Data items:
+-------+

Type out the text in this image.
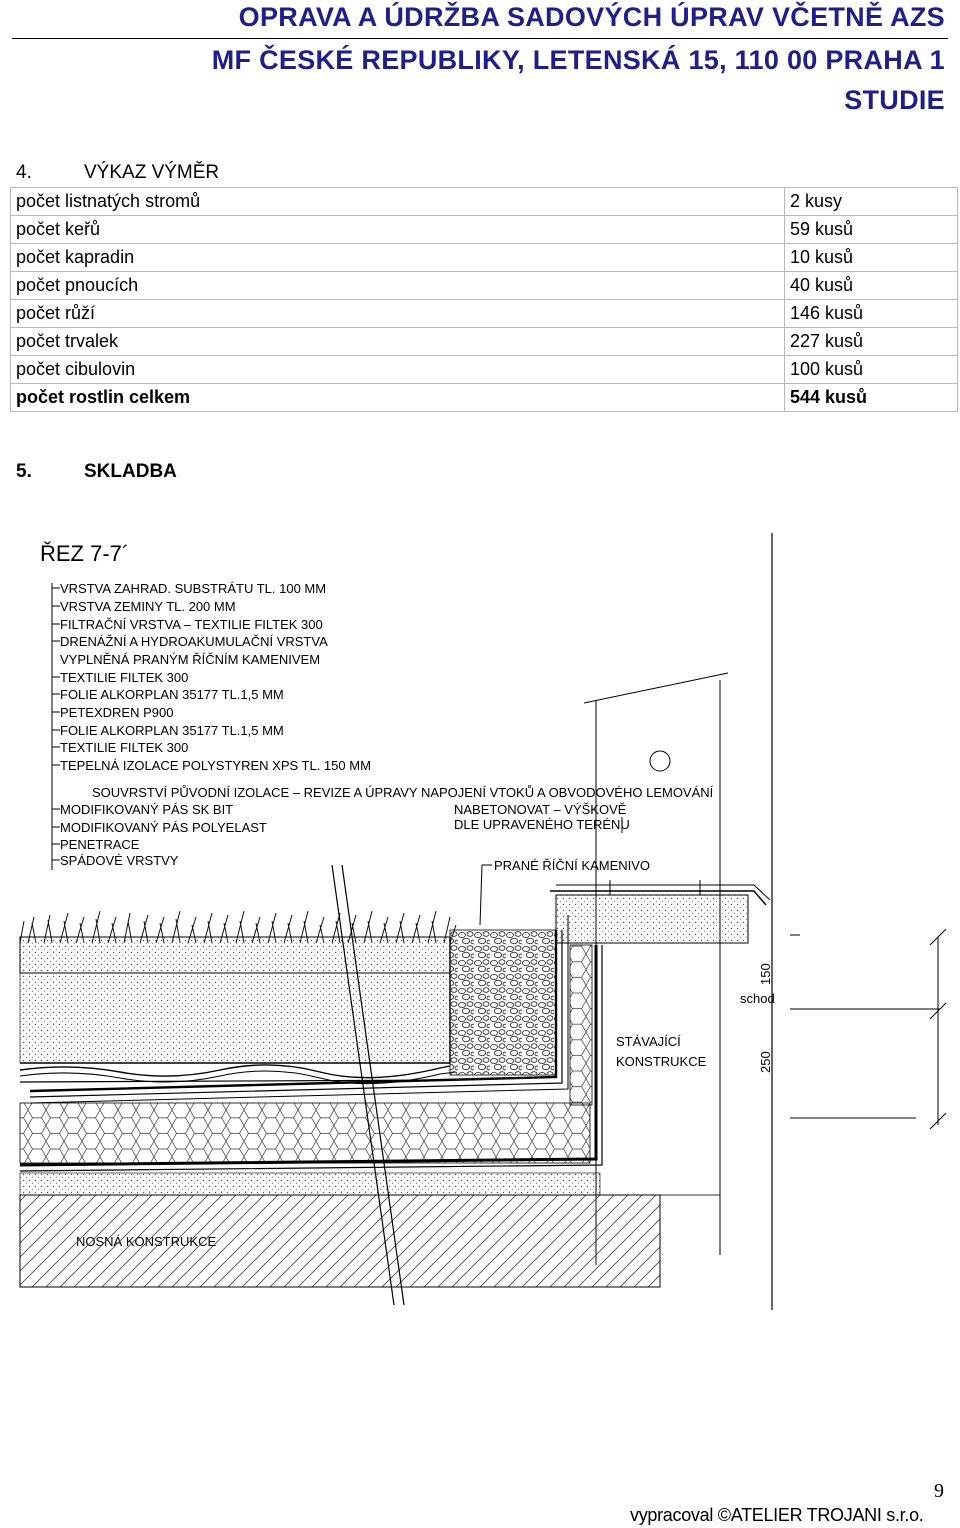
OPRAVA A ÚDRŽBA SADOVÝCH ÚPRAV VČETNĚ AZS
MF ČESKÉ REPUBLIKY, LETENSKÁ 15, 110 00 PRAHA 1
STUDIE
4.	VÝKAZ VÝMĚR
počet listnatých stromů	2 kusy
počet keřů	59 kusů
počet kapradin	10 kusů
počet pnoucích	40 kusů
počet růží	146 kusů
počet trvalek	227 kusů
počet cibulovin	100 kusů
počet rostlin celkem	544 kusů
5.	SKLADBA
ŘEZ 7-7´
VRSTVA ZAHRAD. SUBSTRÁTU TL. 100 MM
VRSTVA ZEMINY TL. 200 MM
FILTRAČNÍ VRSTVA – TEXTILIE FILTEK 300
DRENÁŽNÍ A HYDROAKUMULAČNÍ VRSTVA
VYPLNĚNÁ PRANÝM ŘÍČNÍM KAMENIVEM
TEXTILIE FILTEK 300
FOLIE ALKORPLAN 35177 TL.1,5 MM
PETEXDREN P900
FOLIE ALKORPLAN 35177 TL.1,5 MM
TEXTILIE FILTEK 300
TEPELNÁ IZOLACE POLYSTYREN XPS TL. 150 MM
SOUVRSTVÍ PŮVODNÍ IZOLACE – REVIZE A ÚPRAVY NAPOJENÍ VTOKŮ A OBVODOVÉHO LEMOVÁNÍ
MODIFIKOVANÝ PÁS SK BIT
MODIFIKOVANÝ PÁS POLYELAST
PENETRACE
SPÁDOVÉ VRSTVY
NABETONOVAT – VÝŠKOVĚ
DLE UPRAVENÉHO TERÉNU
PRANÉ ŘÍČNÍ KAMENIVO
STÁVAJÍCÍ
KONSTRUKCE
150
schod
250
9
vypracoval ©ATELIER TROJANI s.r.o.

+-------+

» EXERCISE REQUIREMENTS:
Identify each line containing the string "MODIFIKOVANÝ" and copy it out.

» OUTPUT FOR THIS EXERCISE:
MODIFIKOVANÝ PÁS SK BIT
MODIFIKOVANÝ PÁS POLYELAST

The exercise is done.